WRITTEN TASK:
Lines that contain the string "Caratteristiche" are to be copied; leave out all others.
BEGIN EXERCISE INPUTS
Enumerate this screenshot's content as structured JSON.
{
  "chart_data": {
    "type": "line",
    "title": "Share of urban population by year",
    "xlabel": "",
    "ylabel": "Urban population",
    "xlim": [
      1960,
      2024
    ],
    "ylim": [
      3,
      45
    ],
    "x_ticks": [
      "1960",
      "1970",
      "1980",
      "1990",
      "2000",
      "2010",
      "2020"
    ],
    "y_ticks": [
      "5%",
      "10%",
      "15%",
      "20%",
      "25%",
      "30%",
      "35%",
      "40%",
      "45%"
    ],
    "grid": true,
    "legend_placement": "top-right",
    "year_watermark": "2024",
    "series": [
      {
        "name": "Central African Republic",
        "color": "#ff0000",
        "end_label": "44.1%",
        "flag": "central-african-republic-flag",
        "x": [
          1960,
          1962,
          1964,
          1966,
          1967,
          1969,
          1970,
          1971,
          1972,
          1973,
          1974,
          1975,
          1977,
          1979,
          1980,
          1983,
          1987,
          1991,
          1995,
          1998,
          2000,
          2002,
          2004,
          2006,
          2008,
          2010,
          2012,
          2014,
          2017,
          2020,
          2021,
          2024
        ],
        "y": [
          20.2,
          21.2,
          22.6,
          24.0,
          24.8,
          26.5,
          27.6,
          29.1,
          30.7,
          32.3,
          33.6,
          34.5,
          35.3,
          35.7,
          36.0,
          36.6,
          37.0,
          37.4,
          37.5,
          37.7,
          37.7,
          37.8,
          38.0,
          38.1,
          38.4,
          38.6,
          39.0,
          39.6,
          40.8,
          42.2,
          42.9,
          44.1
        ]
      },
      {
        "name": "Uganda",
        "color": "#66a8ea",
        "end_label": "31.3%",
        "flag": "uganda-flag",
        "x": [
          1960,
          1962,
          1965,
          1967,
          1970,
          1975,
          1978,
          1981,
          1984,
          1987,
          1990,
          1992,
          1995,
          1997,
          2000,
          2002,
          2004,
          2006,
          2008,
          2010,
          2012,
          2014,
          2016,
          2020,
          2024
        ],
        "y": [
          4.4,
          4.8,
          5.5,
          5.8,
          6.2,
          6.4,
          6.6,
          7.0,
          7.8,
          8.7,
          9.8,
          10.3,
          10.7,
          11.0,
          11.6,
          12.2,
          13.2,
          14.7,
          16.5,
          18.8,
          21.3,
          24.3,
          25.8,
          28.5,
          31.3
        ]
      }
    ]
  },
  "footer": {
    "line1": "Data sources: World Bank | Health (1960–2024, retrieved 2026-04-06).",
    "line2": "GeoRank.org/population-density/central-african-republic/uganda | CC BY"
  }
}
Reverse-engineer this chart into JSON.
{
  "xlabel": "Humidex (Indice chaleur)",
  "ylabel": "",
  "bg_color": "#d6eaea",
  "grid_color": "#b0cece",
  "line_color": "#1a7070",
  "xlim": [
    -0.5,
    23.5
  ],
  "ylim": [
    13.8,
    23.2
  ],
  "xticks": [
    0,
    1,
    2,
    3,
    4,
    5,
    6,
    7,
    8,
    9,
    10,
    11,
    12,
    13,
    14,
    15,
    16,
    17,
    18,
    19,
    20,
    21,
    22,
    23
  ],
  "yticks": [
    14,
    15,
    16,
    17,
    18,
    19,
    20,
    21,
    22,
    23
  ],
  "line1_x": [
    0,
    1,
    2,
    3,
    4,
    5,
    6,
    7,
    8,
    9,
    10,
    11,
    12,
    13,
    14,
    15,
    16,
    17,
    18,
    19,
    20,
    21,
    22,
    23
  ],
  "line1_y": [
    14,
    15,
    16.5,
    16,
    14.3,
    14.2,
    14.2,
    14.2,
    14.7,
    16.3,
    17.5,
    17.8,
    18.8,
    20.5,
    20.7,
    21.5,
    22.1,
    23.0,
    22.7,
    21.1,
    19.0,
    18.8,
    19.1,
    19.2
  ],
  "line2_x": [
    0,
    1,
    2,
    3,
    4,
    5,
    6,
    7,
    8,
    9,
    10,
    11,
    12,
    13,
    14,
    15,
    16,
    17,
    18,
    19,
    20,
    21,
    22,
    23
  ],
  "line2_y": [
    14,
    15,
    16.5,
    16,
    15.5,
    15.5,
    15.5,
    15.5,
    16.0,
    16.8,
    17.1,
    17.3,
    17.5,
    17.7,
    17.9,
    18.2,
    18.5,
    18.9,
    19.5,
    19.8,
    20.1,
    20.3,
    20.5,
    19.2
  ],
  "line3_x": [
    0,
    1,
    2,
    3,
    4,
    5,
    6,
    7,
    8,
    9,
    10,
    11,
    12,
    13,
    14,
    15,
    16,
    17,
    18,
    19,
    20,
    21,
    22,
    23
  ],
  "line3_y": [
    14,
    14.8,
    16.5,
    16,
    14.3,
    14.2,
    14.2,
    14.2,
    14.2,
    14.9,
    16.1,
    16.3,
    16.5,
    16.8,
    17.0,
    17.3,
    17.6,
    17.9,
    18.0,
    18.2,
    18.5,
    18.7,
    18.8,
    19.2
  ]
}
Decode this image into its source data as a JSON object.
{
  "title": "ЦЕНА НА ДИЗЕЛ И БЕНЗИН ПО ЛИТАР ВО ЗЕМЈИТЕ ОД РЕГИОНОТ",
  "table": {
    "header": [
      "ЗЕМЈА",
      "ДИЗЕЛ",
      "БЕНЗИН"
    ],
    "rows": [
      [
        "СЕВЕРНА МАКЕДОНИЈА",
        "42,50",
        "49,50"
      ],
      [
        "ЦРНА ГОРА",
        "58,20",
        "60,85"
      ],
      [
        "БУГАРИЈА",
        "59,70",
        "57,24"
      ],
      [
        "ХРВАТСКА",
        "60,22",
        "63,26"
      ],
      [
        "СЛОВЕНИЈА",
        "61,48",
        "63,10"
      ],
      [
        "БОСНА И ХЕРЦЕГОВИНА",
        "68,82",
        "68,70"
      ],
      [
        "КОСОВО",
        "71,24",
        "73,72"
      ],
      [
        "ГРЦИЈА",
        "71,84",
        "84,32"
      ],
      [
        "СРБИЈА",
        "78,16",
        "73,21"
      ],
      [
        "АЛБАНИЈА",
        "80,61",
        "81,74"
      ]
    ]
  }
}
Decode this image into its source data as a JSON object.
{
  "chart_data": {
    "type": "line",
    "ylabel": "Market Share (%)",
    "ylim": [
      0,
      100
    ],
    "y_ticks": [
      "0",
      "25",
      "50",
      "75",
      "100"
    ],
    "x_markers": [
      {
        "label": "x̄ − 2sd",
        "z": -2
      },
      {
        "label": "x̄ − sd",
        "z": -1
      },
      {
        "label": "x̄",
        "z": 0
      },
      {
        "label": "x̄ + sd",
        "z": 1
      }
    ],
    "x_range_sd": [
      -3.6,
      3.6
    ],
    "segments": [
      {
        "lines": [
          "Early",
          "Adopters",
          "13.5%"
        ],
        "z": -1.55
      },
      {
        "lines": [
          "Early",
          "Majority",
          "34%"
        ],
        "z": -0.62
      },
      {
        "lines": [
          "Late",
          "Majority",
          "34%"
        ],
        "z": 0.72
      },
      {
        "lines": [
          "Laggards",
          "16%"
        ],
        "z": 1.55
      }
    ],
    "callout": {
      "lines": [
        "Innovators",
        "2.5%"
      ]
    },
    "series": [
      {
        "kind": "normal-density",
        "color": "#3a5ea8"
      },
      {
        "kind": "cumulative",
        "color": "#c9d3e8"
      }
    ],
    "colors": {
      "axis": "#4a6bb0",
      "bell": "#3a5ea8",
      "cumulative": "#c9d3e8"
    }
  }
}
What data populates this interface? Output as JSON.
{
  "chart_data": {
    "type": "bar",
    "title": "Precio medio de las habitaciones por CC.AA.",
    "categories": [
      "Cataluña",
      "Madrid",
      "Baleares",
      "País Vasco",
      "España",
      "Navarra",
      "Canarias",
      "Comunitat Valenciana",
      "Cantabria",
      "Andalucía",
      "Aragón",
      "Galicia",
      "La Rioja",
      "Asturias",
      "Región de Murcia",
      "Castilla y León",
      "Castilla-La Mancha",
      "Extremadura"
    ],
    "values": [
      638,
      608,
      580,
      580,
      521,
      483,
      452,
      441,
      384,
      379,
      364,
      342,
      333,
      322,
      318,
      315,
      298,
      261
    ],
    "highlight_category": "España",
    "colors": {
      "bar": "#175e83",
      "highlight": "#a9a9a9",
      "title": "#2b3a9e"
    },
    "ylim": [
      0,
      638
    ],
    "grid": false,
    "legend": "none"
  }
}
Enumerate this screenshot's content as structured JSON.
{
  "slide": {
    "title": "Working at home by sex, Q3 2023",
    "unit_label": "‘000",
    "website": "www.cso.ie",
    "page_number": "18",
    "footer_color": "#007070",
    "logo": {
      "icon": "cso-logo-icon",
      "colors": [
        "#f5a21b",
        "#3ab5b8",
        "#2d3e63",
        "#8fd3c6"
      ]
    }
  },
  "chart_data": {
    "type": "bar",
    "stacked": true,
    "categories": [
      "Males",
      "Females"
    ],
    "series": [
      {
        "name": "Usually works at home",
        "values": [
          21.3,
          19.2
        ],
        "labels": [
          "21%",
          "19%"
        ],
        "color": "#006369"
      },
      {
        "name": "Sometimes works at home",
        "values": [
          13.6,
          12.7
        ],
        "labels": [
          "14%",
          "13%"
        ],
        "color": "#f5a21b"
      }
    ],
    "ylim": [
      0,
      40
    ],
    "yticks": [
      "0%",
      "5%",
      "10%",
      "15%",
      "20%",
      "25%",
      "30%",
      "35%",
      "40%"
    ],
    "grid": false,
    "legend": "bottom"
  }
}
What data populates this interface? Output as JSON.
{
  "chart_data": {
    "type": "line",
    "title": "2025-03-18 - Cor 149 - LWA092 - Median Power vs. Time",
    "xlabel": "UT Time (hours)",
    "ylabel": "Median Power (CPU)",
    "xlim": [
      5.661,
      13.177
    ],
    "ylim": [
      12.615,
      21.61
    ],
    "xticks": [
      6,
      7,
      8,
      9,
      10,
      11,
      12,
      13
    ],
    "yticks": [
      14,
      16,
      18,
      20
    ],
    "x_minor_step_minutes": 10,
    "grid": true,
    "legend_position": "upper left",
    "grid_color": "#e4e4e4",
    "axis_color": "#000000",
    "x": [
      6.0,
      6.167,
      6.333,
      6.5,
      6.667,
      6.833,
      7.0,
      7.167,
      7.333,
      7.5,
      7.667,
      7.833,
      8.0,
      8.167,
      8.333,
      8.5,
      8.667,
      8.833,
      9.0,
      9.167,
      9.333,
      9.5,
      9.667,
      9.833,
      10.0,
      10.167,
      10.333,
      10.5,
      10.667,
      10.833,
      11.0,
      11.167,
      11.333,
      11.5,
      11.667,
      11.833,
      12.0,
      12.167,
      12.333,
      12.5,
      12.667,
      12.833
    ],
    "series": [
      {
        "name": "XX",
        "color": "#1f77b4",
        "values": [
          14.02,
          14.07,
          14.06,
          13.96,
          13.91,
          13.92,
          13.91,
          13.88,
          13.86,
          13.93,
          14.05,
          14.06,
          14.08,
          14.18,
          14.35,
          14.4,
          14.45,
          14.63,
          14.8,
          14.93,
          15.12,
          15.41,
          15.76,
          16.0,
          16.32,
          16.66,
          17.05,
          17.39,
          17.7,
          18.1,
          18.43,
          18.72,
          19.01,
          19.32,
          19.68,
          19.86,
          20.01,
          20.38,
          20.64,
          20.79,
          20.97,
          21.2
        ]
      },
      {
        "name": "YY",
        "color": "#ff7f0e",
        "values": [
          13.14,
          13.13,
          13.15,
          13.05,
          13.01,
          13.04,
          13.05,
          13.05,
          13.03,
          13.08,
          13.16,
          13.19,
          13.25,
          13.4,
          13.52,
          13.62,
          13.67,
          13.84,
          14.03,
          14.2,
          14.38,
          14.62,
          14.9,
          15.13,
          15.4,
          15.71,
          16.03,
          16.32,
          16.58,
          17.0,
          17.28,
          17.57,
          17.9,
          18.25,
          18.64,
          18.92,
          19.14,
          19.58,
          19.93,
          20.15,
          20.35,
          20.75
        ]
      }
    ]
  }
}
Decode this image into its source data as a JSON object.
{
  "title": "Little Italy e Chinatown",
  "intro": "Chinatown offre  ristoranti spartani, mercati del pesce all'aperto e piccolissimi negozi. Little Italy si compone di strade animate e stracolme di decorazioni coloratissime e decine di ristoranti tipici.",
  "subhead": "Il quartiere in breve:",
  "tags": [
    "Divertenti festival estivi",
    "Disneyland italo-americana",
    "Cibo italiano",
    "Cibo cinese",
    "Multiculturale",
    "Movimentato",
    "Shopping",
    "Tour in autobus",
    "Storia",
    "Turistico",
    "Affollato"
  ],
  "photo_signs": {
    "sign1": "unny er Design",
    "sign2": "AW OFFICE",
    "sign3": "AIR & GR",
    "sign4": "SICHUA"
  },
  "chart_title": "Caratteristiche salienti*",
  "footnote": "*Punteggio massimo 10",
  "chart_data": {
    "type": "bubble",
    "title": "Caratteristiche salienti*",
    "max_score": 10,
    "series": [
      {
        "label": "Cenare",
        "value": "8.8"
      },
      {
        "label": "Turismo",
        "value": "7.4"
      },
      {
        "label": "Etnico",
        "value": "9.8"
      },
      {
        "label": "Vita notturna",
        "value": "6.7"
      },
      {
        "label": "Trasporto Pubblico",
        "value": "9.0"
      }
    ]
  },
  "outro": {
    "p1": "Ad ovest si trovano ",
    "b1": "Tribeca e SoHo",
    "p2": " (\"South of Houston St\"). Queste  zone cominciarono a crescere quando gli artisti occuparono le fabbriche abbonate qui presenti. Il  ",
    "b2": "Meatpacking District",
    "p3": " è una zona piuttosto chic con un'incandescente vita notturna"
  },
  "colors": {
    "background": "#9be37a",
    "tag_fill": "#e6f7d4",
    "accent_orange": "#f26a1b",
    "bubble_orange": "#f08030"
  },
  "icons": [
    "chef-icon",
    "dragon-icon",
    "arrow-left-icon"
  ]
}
END EXERCISE INPUTS
WORKED SOLUTION:
  "chart_title": "Caratteristiche salienti*",
    "title": "Caratteristiche salienti*",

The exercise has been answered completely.